What is required: Can you output the material exactly as written, minus any pictures it holds?

Material supplied:
----

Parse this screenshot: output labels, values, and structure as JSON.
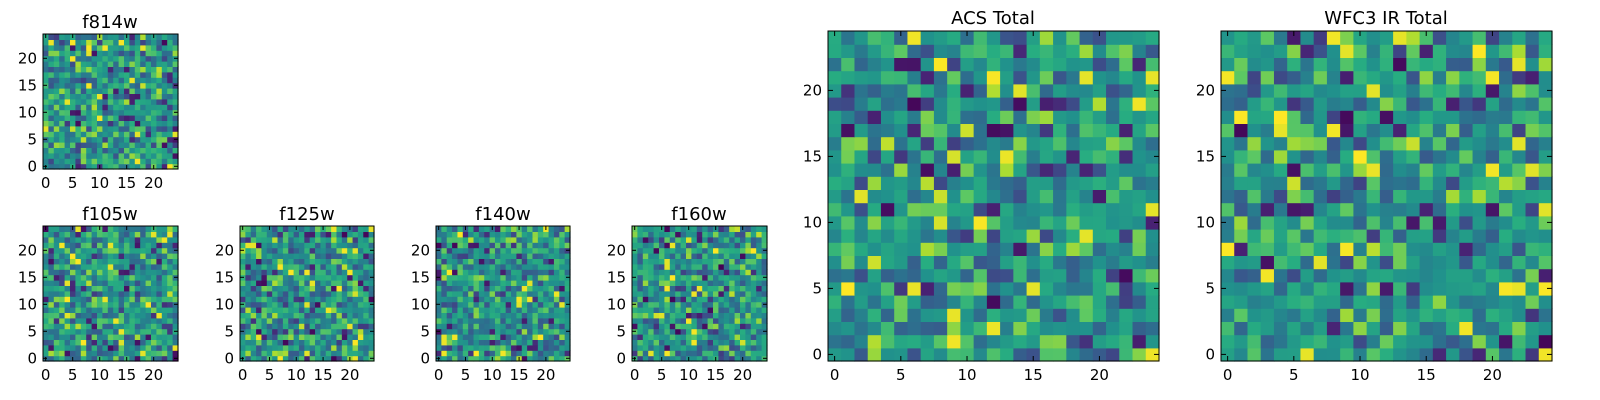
{
  "chart_data": [
    {
      "type": "heatmap",
      "title": "f814w",
      "xticks": [
        "0",
        "5",
        "10",
        "15",
        "20"
      ],
      "yticks": [
        "0",
        "5",
        "10",
        "15",
        "20"
      ],
      "xlim": [
        0,
        25
      ],
      "ylim": [
        0,
        25
      ],
      "colormap": "viridis",
      "grid": false
    },
    {
      "type": "heatmap",
      "title": "f105w",
      "xticks": [
        "0",
        "5",
        "10",
        "15",
        "20"
      ],
      "yticks": [
        "0",
        "5",
        "10",
        "15",
        "20"
      ],
      "xlim": [
        0,
        25
      ],
      "ylim": [
        0,
        25
      ],
      "colormap": "viridis",
      "grid": false
    },
    {
      "type": "heatmap",
      "title": "f125w",
      "xticks": [
        "0",
        "5",
        "10",
        "15",
        "20"
      ],
      "yticks": [
        "0",
        "5",
        "10",
        "15",
        "20"
      ],
      "xlim": [
        0,
        25
      ],
      "ylim": [
        0,
        25
      ],
      "colormap": "viridis",
      "grid": false
    },
    {
      "type": "heatmap",
      "title": "f140w",
      "xticks": [
        "0",
        "5",
        "10",
        "15",
        "20"
      ],
      "yticks": [
        "0",
        "5",
        "10",
        "15",
        "20"
      ],
      "xlim": [
        0,
        25
      ],
      "ylim": [
        0,
        25
      ],
      "colormap": "viridis",
      "grid": false
    },
    {
      "type": "heatmap",
      "title": "f160w",
      "xticks": [
        "0",
        "5",
        "10",
        "15",
        "20"
      ],
      "yticks": [
        "0",
        "5",
        "10",
        "15",
        "20"
      ],
      "xlim": [
        0,
        25
      ],
      "ylim": [
        0,
        25
      ],
      "colormap": "viridis",
      "grid": false
    },
    {
      "type": "heatmap",
      "title": "ACS Total",
      "xticks": [
        "0",
        "5",
        "10",
        "15",
        "20"
      ],
      "yticks": [
        "0",
        "5",
        "10",
        "15",
        "20"
      ],
      "xlim": [
        0,
        25
      ],
      "ylim": [
        0,
        25
      ],
      "colormap": "viridis",
      "grid": false
    },
    {
      "type": "heatmap",
      "title": "WFC3 IR Total",
      "xticks": [
        "0",
        "5",
        "10",
        "15",
        "20"
      ],
      "yticks": [
        "0",
        "5",
        "10",
        "15",
        "20"
      ],
      "xlim": [
        0,
        25
      ],
      "ylim": [
        0,
        25
      ],
      "colormap": "viridis",
      "grid": false
    }
  ]
}
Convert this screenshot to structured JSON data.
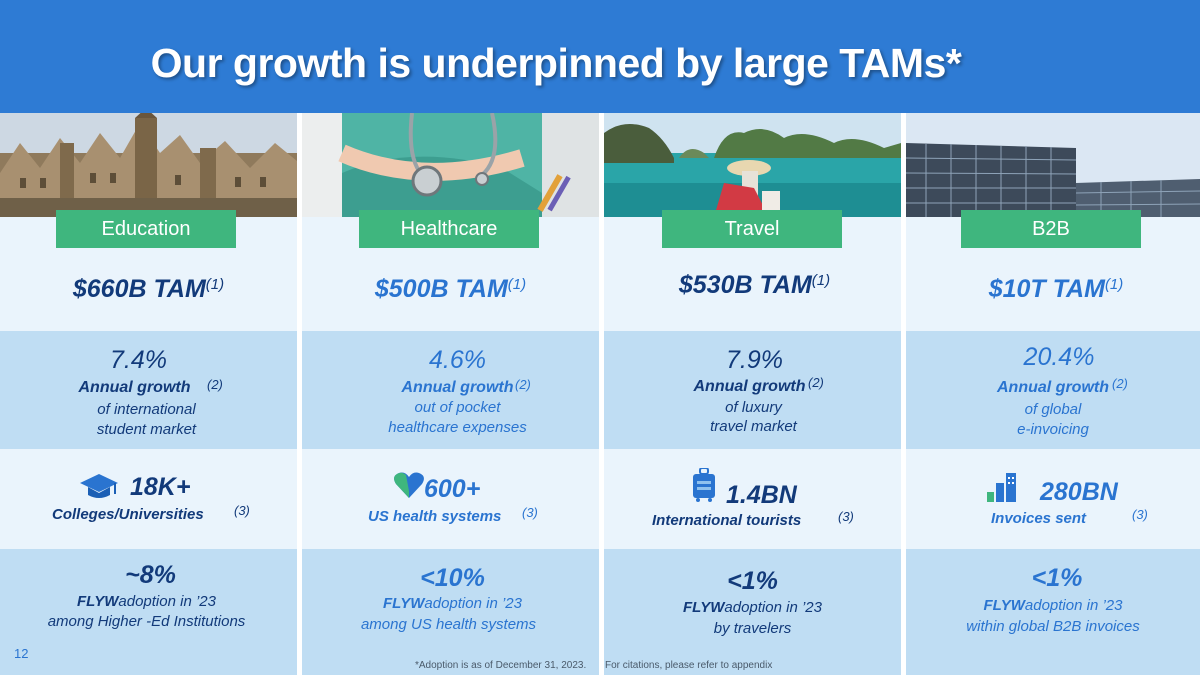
{
  "title": "Our growth is underpinned by large TAMs*",
  "colors": {
    "header": "#2e7bd4",
    "tab": "#3fb67e",
    "dark_text": "#123a7a",
    "blue_text": "#2a74d0"
  },
  "columns": [
    {
      "name": "Education",
      "tam": "$660B TAM",
      "tam_ref": "(1)",
      "growth": "7.4%",
      "growth_label": "Annual growth",
      "growth_ref": "(2)",
      "growth_desc": [
        "of international",
        "student market"
      ],
      "stat_icon": "graduation-cap-icon",
      "stat": "18K+",
      "stat_label": "Colleges/Universities",
      "stat_ref": "(3)",
      "adoption": "~8%",
      "adoption_brand": "FLYW",
      "adoption_text": "adoption in ’23",
      "adoption_desc": "among Higher -Ed Institutions"
    },
    {
      "name": "Healthcare",
      "tam": "$500B TAM",
      "tam_ref": "(1)",
      "growth": "4.6%",
      "growth_label": "Annual growth",
      "growth_ref": "(2)",
      "growth_desc": [
        "out of pocket",
        "healthcare expenses"
      ],
      "stat_icon": "heart-icon",
      "stat": "600+",
      "stat_label": "US health systems",
      "stat_ref": "(3)",
      "adoption": "<10%",
      "adoption_brand": "FLYW",
      "adoption_text": "adoption in ’23",
      "adoption_desc": "among US health systems"
    },
    {
      "name": "Travel",
      "tam": "$530B TAM",
      "tam_ref": "(1)",
      "growth": "7.9%",
      "growth_label": "Annual growth",
      "growth_ref": "(2)",
      "growth_desc": [
        "of luxury",
        "travel market"
      ],
      "stat_icon": "luggage-icon",
      "stat": "1.4BN",
      "stat_label": "International tourists",
      "stat_ref": "(3)",
      "adoption": "<1%",
      "adoption_brand": "FLYW",
      "adoption_text": "adoption in ’23",
      "adoption_desc": "by travelers"
    },
    {
      "name": "B2B",
      "tam": "$10T TAM",
      "tam_ref": "(1)",
      "growth": "20.4%",
      "growth_label": "Annual growth",
      "growth_ref": "(2)",
      "growth_desc": [
        "of global",
        "e-invoicing"
      ],
      "stat_icon": "invoice-bars-icon",
      "stat": "280BN",
      "stat_label": "Invoices sent",
      "stat_ref": "(3)",
      "adoption": "<1%",
      "adoption_brand": "FLYW",
      "adoption_text": "adoption in ’23",
      "adoption_desc": "within global B2B invoices"
    }
  ],
  "page_number": "12",
  "footnote_left": "*Adoption is as of December 31, 2023.",
  "footnote_right": "For citations, please refer to appendix"
}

----

Task result:
Parse this screenshot: output labels, values, and structure as JSON.
{
  "chart_data": [
    {
      "type": "heatmap",
      "title": "f814w",
      "xticks": [
        "0",
        "5",
        "10",
        "15",
        "20"
      ],
      "yticks": [
        "0",
        "5",
        "10",
        "15",
        "20"
      ],
      "xlim": [
        0,
        25
      ],
      "ylim": [
        0,
        25
      ],
      "colormap": "viridis",
      "grid": false
    },
    {
      "type": "heatmap",
      "title": "f105w",
      "xticks": [
        "0",
        "5",
        "10",
        "15",
        "20"
      ],
      "yticks": [
        "0",
        "5",
        "10",
        "15",
        "20"
      ],
      "xlim": [
        0,
        25
      ],
      "ylim": [
        0,
        25
      ],
      "colormap": "viridis",
      "grid": false
    },
    {
      "type": "heatmap",
      "title": "f125w",
      "xticks": [
        "0",
        "5",
        "10",
        "15",
        "20"
      ],
      "yticks": [
        "0",
        "5",
        "10",
        "15",
        "20"
      ],
      "xlim": [
        0,
        25
      ],
      "ylim": [
        0,
        25
      ],
      "colormap": "viridis",
      "grid": false
    },
    {
      "type": "heatmap",
      "title": "f140w",
      "xticks": [
        "0",
        "5",
        "10",
        "15",
        "20"
      ],
      "yticks": [
        "0",
        "5",
        "10",
        "15",
        "20"
      ],
      "xlim": [
        0,
        25
      ],
      "ylim": [
        0,
        25
      ],
      "colormap": "viridis",
      "grid": false
    },
    {
      "type": "heatmap",
      "title": "f160w",
      "xticks": [
        "0",
        "5",
        "10",
        "15",
        "20"
      ],
      "yticks": [
        "0",
        "5",
        "10",
        "15",
        "20"
      ],
      "xlim": [
        0,
        25
      ],
      "ylim": [
        0,
        25
      ],
      "colormap": "viridis",
      "grid": false
    },
    {
      "type": "heatmap",
      "title": "ACS Total",
      "xticks": [
        "0",
        "5",
        "10",
        "15",
        "20"
      ],
      "yticks": [
        "0",
        "5",
        "10",
        "15",
        "20"
      ],
      "xlim": [
        0,
        25
      ],
      "ylim": [
        0,
        25
      ],
      "colormap": "viridis",
      "grid": false
    },
    {
      "type": "heatmap",
      "title": "WFC3 IR Total",
      "xticks": [
        "0",
        "5",
        "10",
        "15",
        "20"
      ],
      "yticks": [
        "0",
        "5",
        "10",
        "15",
        "20"
      ],
      "xlim": [
        0,
        25
      ],
      "ylim": [
        0,
        25
      ],
      "colormap": "viridis",
      "grid": false
    }
  ]
}
Convert this screenshot to structured JSON data.
{
  "title": "Our growth is underpinned by large TAMs*",
  "colors": {
    "header": "#2e7bd4",
    "tab": "#3fb67e",
    "dark_text": "#123a7a",
    "blue_text": "#2a74d0"
  },
  "columns": [
    {
      "name": "Education",
      "tam": "$660B TAM",
      "tam_ref": "(1)",
      "growth": "7.4%",
      "growth_label": "Annual growth",
      "growth_ref": "(2)",
      "growth_desc": [
        "of international",
        "student market"
      ],
      "stat_icon": "graduation-cap-icon",
      "stat": "18K+",
      "stat_label": "Colleges/Universities",
      "stat_ref": "(3)",
      "adoption": "~8%",
      "adoption_brand": "FLYW",
      "adoption_text": "adoption in ’23",
      "adoption_desc": "among Higher -Ed Institutions"
    },
    {
      "name": "Healthcare",
      "tam": "$500B TAM",
      "tam_ref": "(1)",
      "growth": "4.6%",
      "growth_label": "Annual growth",
      "growth_ref": "(2)",
      "growth_desc": [
        "out of pocket",
        "healthcare expenses"
      ],
      "stat_icon": "heart-icon",
      "stat": "600+",
      "stat_label": "US health systems",
      "stat_ref": "(3)",
      "adoption": "<10%",
      "adoption_brand": "FLYW",
      "adoption_text": "adoption in ’23",
      "adoption_desc": "among US health systems"
    },
    {
      "name": "Travel",
      "tam": "$530B TAM",
      "tam_ref": "(1)",
      "growth": "7.9%",
      "growth_label": "Annual growth",
      "growth_ref": "(2)",
      "growth_desc": [
        "of luxury",
        "travel market"
      ],
      "stat_icon": "luggage-icon",
      "stat": "1.4BN",
      "stat_label": "International tourists",
      "stat_ref": "(3)",
      "adoption": "<1%",
      "adoption_brand": "FLYW",
      "adoption_text": "adoption in ’23",
      "adoption_desc": "by travelers"
    },
    {
      "name": "B2B",
      "tam": "$10T TAM",
      "tam_ref": "(1)",
      "growth": "20.4%",
      "growth_label": "Annual growth",
      "growth_ref": "(2)",
      "growth_desc": [
        "of global",
        "e-invoicing"
      ],
      "stat_icon": "invoice-bars-icon",
      "stat": "280BN",
      "stat_label": "Invoices sent",
      "stat_ref": "(3)",
      "adoption": "<1%",
      "adoption_brand": "FLYW",
      "adoption_text": "adoption in ’23",
      "adoption_desc": "within global B2B invoices"
    }
  ],
  "page_number": "12",
  "footnote_left": "*Adoption is as of December 31, 2023.",
  "footnote_right": "For citations, please refer to appendix"
}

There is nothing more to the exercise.